• SET EXERCISE
Count the lines below that include the word "прошедшее" and write that number alone.

• PROVIDED DATA
━━━━

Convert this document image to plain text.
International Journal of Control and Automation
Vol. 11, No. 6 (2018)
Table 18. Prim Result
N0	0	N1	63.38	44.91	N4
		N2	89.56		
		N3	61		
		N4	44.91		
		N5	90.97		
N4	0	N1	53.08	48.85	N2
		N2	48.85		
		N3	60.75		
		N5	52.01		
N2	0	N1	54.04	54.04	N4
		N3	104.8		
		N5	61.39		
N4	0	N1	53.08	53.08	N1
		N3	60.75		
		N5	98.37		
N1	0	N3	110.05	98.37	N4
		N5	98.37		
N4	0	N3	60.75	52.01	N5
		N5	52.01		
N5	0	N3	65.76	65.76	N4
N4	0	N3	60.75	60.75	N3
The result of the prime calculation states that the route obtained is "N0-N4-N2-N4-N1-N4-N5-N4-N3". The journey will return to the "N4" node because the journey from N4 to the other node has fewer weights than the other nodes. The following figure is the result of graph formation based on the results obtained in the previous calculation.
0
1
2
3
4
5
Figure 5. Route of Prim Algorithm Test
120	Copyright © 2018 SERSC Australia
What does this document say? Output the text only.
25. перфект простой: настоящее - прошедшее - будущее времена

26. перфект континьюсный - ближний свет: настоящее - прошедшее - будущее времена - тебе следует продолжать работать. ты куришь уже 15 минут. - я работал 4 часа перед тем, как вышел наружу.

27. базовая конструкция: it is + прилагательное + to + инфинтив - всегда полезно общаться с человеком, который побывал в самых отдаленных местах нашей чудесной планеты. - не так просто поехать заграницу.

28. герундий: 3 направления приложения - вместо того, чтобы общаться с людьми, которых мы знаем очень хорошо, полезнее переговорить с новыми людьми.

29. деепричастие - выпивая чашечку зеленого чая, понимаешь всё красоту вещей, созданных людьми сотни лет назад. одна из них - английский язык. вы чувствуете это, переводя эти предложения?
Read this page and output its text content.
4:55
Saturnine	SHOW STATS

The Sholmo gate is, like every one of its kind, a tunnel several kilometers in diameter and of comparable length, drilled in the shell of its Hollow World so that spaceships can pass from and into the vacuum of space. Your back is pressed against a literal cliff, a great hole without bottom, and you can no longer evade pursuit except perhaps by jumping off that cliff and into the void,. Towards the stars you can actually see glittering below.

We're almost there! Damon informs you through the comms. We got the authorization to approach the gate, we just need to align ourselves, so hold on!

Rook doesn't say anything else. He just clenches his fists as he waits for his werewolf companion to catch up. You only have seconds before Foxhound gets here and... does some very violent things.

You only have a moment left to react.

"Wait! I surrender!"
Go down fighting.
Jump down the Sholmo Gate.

━━━━

• COMPLETED TASK
2